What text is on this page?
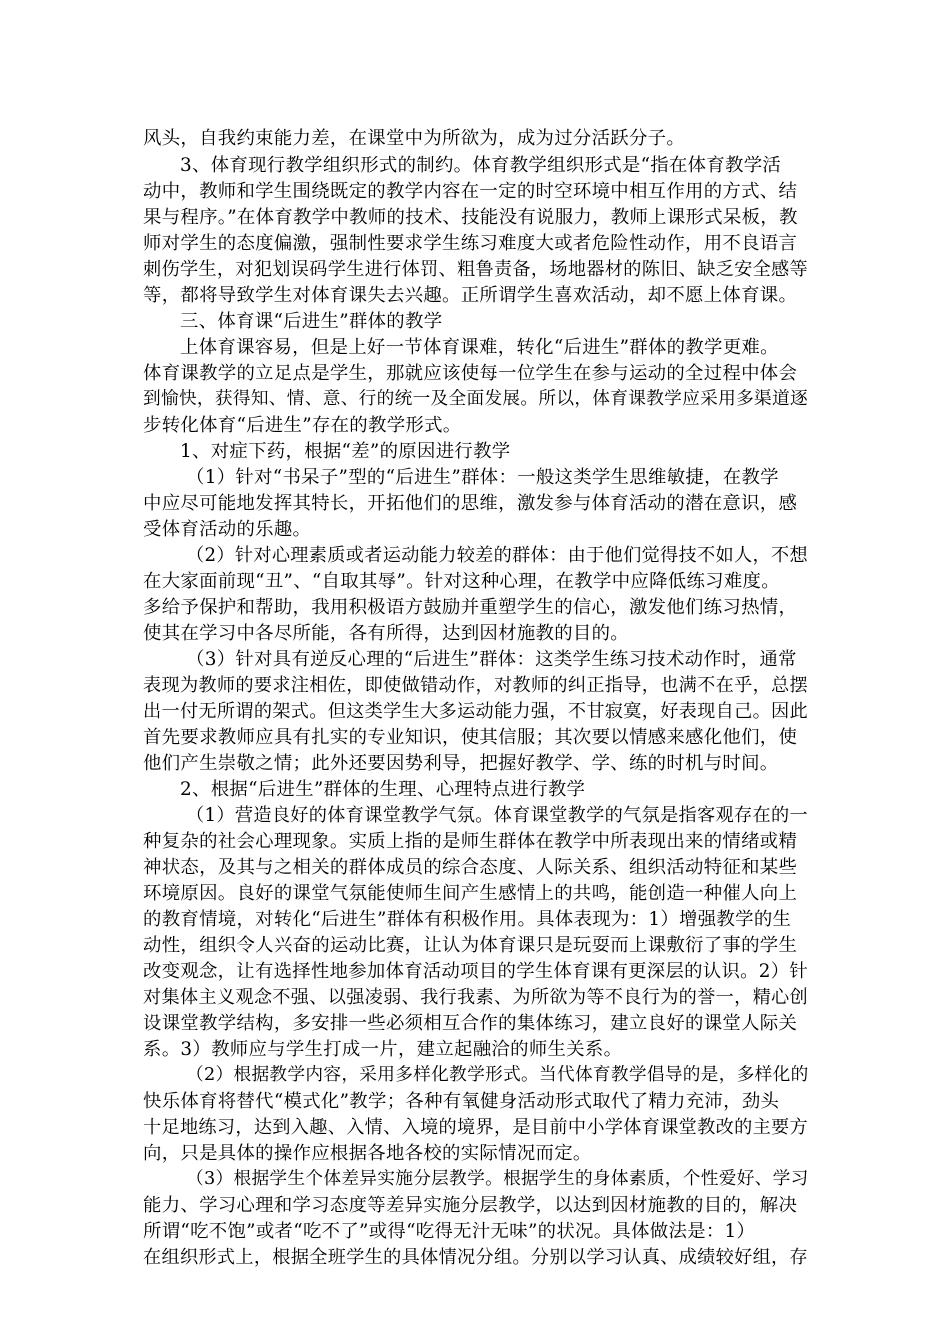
风头，自我约束能力差，在课堂中为所欲为，成为过分活跃分子。
3、体育现行教学组织形式的制约。体育教学组织形式是“指在体育教学活
动中，教师和学生围绕既定的教学内容在一定的时空环境中相互作用的方式、结
果与程序。”在体育教学中教师的技术、技能没有说服力，教师上课形式呆板，教
师对学生的态度偏激，强制性要求学生练习难度大或者危险性动作，用不良语言
刺伤学生，对犯划误码学生进行体罚、粗鲁责备，场地器材的陈旧、缺乏安全感等
等，都将导致学生对体育课失去兴趣。正所谓学生喜欢活动，却不愿上体育课。
三、体育课“后进生”群体的教学
上体育课容易，但是上好一节体育课难，转化“后进生”群体的教学更难。
体育课教学的立足点是学生，那就应该使每一位学生在参与运动的全过程中体会
到愉快，获得知、情、意、行的统一及全面发展。所以，体育课教学应采用多渠道逐
步转化体育“后进生”存在的教学形式。
1、对症下药，根据“差”的原因进行教学
（1）针对“书呆子”型的“后进生”群体：一般这类学生思维敏捷，在教学
中应尽可能地发挥其特长，开拓他们的思维，激发参与体育活动的潜在意识，感
受体育活动的乐趣。
（2）针对心理素质或者运动能力较差的群体：由于他们觉得技不如人，不想
在大家面前现“丑”、“自取其辱”。针对这种心理，在教学中应降低练习难度。
多给予保护和帮助，我用积极语方鼓励并重塑学生的信心，激发他们练习热情，
使其在学习中各尽所能，各有所得，达到因材施教的目的。
（3）针对具有逆反心理的“后进生”群体：这类学生练习技术动作时，通常
表现为教师的要求注相佐，即使做错动作，对教师的纠正指导，也满不在乎，总摆
出一付无所谓的架式。但这类学生大多运动能力强，不甘寂寞，好表现自己。因此
首先要求教师应具有扎实的专业知识，使其信服；其次要以情感来感化他们，使
他们产生崇敬之情；此外还要因势利导，把握好教学、学、练的时机与时间。
2、根据“后进生”群体的生理、心理特点进行教学
（1）营造良好的体育课堂教学气氛。体育课堂教学的气氛是指客观存在的一
种复杂的社会心理现象。实质上指的是师生群体在教学中所表现出来的情绪或精
神状态，及其与之相关的群体成员的综合态度、人际关系、组织活动特征和某些
环境原因。良好的课堂气氛能使师生间产生感情上的共鸣，能创造一种催人向上
的教育情境，对转化“后进生”群体有积极作用。具体表现为：1）增强教学的生
动性，组织令人兴奋的运动比赛，让认为体育课只是玩耍而上课敷衍了事的学生
改变观念，让有选择性地参加体育活动项目的学生体育课有更深层的认识。2）针
对集体主义观念不强、以强凌弱、我行我素、为所欲为等不良行为的誉一，精心创
设课堂教学结构，多安排一些必须相互合作的集体练习，建立良好的课堂人际关
系。3）教师应与学生打成一片，建立起融洽的师生关系。
（2）根据教学内容，采用多样化教学形式。当代体育教学倡导的是，多样化的
快乐体育将替代“模式化”教学；各种有氧健身活动形式取代了精力充沛，劲头
十足地练习，达到入趣、入情、入境的境界，是目前中小学体育课堂教改的主要方
向，只是具体的操作应根据各地各校的实际情况而定。
（3）根据学生个体差异实施分层教学。根据学生的身体素质，个性爱好、学习
能力、学习心理和学习态度等差异实施分层教学，以达到因材施教的目的，解决
所谓“吃不饱”或者“吃不了”或得“吃得无汁无味”的状况。具体做法是：1）
在组织形式上，根据全班学生的具体情况分组。分别以学习认真、成绩较好组，存
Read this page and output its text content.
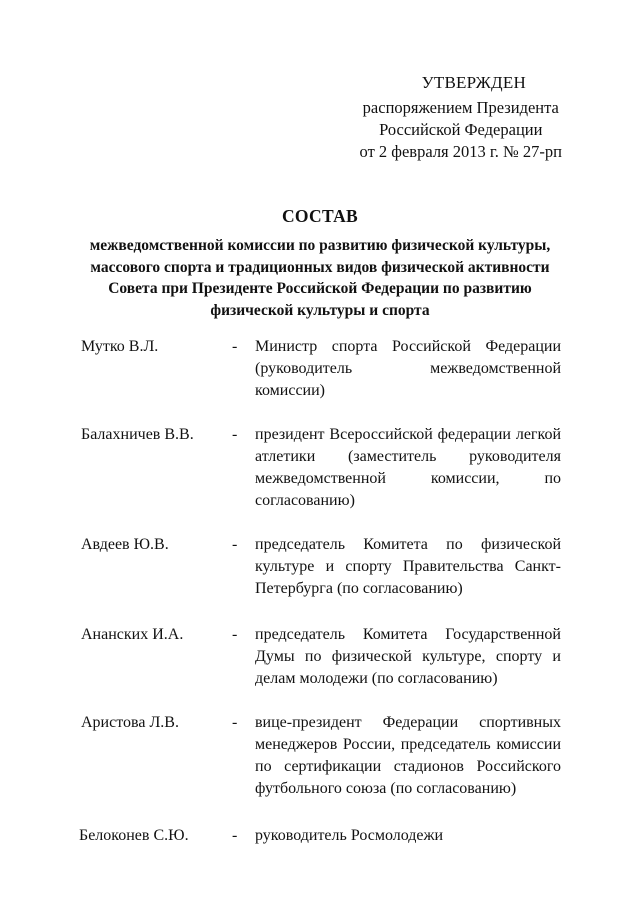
УТВЕРЖДЕН
распоряжением Президента
Российской Федерации
от 2 февраля 2013 г. № 27-рп
СОСТАВ
межведомственной комиссии по развитию физической культуры,
массового спорта и традиционных видов физической активности
Совета при Президенте Российской Федерации по развитию
физической культуры и спорта
Мутко В.Л.	- Министр спорта Российской Федерации
(руководитель межведомственной
комиссии)
Балахничев В.В. - президент Всероссийской федерации легкой
атлетики (заместитель руководителя
межведомственной комиссии, по
согласованию)
Авдеев Ю.В.	- председатель Комитета по физической
культуре и спорту Правительства Санкт-
Петербурга (по согласованию)
Ананских И.А.	- председатель Комитета Государственной
Думы по физической культуре, спорту и
делам молодежи (по согласованию)
Аристова Л.В.	- вице-президент Федерации спортивных
менеджеров России, председатель комиссии
по сертификации стадионов Российского
футбольного союза (по согласованию)
Белоконев С.Ю.	- руководитель Росмолодежи
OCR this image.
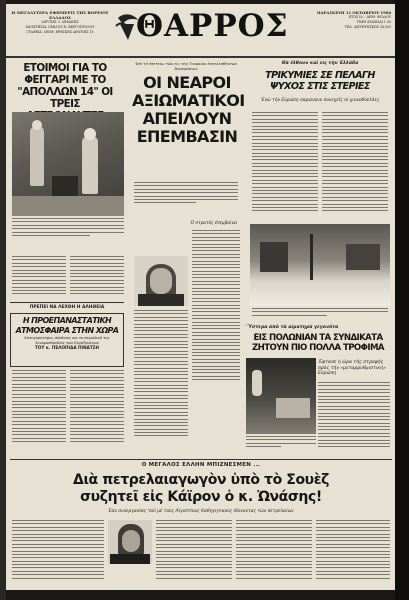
Η ΜΕΓΑΛΥΤΕΡΑ ΕΦΗΜΕΡΙΣ ΤΗΣ ΒΟΡΕΙΟΥ ΕΛΛΑΔΟΣ
ΙΔΡΥΤΗΣ: Ι. ΛΕΦΑΚΗΣ
ΙΔΙΟΚΤΗΣΙΑ: ΟΜΙΛΟΣ Ν. ΒΕΡΓΟΠΟΥΛΟΥ
ΓΡΑΦΕΙΑ: ΛΕΩΦ. ΕΘΝΙΚΗΣ ΑΜΥΝΗΣ 15	ΘΑΡΡΟΣ	ΠΑΡΑΣΚΕΥΗ 11 ΟΚΤΩΒΡΙΟΥ 1968
ΕΤΟΣ ΙΔ' - ΑΡΙΘ. ΦΥΛΛΟΥ
ΤΙΜΗ ΔΡΑΧΜΑΙ 1.50
ΤΗΛ. ΔΙΕΥΘΥΝΣΕΩΣ 26.555
ΕΤΟΙΜΟΙ ΓΙΑ ΤΟ ΦΕΓΓΑΡΙ ΜΕ ΤΟ "ΑΠΟΛΛΩΝ 14" ΟΙ ΤΡΕΙΣ
ΠΡΕΠΕΙ ΝΑ ΛΕΧΘΗ Η ΑΛΗΘΕΙΑ
Η ΠΡΟΕΠΑΝΑΣΤΑΤΙΚΗ ΑΤΜΟΣΦΑΙΡΑ ΣΤΗΝ ΧΩΡΑ
Κατηγορητήριο, σύνθεσις και το περιοδικό της Συνομοσπονδίας των Εργαζομένων
ΤΟΥ κ. ΠΕΛΟΠΙΔΑ ΠΙΝΑΤΣΗ
'Επί τή ἐπετείω τῶν εἰς τὴν Τουρκίαν ἐκτελεσθέντων Ἀνακρίσεων
ΟΙ ΝΕΑΡΟΙ ΑΞΙΩΜΑΤΙΚΟΙ ΑΠΕΙΛΟΥΝ ΕΠΕΜΒΑΣΙΝ
Ὁ στρατός ἐπεμβαίνει
Θὰ ἔλθουν καὶ εἰς τὴν Ἑλλάδα
ΤΡΙΚΥΜΙΕΣ ΣΕ ΠΕΛΑΓΗ ΨΥΧΟΣ ΣΤΙΣ ΣΤΕΡΙΕΣ
'Ενῶ τὴν Εὐρώπη σαρώνουν συνεχεῖς οἱ χιονοθύελλες
'Ύστερα ἀπὸ τὰ αἱματηρὰ γεγονότα
ΕΙΣ ΠΟΛΩΝΙΑΝ ΤΑ ΣΥΝΔΙΚΑΤΑ ΖΗΤΟΥΝ ΠΙΟ ΠΟΛΛΑ ΤΡΟΦΙΜΑ
Ἔφτασε ἡ ὥρα τῆς στροφῆς πρὸς τὴν «μεταρρυθμιστική» Εὐρώπη
Ο ΜΕΓΑΛΟΣ ΕΛΛΗΝ ΜΠΙΖΝΕΣΜΕΝ ...
Διὰ πετρελαιαγωγὸν ὑπὸ τὸ Σουὲζ
συζητεῖ εἰς Κάϊρον ὁ κ. Ὠνάσης!
Ἐὰν συνεργασίας τοῦ μὲ τοὺς Αἰγυπτίους Καθηγητικοὺς ἰθύνοντας τῶν πετρελαίων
--------------------------------------------------
— THE REQUEST —
From the records, copy every line that has the string "text" in it.

— TASK SOLUTION —
What text is on this page?
Read this page and output its text content.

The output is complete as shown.